WHAT IS NEEDED
Pull each line containing "Created" out of the data and copy it.

--- START OF WORKING DATA ---

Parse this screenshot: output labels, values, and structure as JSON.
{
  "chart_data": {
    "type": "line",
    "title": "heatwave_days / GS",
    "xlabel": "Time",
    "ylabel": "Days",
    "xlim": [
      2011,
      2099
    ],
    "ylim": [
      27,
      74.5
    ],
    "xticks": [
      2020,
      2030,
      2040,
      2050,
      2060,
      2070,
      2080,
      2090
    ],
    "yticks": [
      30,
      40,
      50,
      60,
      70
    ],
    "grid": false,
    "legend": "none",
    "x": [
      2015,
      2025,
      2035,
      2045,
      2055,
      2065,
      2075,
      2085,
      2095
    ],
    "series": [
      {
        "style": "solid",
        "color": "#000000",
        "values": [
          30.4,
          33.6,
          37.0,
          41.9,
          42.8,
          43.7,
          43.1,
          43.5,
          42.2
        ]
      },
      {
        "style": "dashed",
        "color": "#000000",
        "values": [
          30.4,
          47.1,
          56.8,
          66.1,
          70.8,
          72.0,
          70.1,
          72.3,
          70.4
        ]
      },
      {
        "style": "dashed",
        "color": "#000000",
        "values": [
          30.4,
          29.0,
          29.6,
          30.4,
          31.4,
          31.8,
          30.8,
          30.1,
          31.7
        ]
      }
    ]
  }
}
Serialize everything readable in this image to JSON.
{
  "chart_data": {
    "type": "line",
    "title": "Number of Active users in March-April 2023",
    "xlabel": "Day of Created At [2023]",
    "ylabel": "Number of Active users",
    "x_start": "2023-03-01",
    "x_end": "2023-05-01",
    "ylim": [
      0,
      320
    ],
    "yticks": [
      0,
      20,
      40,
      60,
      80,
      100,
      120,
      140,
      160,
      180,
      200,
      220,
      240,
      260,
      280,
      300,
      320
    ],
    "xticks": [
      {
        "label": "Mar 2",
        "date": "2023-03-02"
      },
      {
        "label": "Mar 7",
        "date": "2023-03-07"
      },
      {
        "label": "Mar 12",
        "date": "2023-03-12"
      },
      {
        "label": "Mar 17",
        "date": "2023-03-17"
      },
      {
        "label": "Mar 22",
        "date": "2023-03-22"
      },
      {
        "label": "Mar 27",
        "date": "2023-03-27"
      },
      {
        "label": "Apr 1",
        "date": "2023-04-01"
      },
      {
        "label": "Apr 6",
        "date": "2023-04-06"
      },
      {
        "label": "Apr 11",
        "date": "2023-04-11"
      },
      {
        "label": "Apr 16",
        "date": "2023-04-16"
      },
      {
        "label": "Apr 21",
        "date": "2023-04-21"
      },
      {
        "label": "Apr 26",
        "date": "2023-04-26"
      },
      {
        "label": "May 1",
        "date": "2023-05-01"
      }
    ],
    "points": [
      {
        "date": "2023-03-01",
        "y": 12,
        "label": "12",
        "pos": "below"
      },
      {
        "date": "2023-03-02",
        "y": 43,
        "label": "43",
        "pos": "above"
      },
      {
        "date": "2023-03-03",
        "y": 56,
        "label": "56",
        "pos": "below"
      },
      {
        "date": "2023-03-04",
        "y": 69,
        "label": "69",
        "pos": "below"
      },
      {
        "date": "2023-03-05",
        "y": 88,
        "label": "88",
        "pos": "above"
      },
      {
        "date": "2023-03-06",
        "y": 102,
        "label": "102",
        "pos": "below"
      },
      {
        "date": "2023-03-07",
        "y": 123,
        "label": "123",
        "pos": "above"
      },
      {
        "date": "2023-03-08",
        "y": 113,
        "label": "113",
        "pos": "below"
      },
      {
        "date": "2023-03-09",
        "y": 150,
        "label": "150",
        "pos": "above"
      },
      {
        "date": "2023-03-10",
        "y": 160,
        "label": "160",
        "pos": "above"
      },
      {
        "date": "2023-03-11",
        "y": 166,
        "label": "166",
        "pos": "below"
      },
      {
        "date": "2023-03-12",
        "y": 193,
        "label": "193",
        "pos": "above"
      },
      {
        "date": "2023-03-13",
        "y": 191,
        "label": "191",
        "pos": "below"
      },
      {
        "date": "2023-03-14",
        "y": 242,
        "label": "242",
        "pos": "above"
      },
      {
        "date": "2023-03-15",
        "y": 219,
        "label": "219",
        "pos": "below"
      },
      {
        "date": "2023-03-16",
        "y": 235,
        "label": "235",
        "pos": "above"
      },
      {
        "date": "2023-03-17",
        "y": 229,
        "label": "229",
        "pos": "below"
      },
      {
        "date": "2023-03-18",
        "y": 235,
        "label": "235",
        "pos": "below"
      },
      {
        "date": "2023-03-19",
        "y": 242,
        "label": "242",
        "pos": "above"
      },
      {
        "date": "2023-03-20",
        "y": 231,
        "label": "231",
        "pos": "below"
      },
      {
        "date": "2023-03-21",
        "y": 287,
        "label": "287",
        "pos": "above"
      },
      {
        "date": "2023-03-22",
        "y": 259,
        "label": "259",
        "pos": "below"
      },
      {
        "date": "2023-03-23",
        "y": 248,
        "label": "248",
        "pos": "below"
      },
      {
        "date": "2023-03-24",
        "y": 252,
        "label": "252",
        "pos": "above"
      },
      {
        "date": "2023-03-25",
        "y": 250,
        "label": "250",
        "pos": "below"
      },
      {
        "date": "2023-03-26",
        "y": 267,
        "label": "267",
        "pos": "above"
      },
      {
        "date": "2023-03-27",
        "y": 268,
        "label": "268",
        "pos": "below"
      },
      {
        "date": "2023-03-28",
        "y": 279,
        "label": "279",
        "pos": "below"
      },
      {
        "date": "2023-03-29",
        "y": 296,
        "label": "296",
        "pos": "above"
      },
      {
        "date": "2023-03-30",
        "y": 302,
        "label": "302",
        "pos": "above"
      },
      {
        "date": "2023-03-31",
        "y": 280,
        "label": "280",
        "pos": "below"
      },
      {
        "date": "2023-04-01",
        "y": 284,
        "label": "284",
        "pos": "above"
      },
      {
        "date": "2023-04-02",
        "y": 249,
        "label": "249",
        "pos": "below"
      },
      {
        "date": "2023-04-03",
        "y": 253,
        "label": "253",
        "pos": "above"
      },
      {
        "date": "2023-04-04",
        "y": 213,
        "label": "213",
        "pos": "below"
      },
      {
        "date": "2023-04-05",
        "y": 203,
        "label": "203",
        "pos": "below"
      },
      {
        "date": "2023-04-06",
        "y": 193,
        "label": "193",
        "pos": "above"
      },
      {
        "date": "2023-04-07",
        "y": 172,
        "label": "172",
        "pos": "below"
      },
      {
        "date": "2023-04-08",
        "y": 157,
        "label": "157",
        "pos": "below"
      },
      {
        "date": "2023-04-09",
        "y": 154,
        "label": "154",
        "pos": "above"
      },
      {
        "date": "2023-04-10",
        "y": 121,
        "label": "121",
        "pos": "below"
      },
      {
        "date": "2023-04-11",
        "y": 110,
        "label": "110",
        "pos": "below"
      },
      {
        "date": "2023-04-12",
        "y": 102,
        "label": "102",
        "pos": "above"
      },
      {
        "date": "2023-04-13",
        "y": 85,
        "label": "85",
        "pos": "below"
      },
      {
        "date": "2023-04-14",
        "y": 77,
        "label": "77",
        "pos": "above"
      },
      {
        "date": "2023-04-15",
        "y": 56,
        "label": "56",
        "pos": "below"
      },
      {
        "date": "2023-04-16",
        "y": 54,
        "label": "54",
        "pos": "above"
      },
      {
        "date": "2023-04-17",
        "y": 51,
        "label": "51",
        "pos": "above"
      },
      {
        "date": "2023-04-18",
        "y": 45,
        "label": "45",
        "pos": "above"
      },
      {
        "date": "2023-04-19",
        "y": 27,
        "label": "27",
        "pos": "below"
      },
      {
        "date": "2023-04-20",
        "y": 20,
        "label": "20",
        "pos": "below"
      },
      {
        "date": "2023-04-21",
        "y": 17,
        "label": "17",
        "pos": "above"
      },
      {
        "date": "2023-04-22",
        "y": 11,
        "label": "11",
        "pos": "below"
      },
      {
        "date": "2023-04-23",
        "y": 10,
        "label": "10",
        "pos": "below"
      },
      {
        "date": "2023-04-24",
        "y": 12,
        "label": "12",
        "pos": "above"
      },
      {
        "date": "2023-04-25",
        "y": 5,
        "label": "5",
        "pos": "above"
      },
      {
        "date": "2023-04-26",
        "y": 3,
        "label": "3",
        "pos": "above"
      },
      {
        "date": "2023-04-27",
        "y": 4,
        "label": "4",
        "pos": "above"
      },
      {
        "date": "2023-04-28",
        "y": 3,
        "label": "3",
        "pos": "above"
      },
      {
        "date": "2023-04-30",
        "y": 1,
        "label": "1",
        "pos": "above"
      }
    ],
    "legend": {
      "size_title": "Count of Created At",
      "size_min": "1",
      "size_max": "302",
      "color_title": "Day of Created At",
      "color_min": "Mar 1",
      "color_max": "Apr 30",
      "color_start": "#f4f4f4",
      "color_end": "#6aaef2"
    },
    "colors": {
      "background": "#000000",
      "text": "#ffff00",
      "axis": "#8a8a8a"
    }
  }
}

--- END OF WORKING DATA ---

TASK RESULT
    "xlabel": "Day of Created At [2023]",
      "size_title": "Count of Created At",
      "color_title": "Day of Created At",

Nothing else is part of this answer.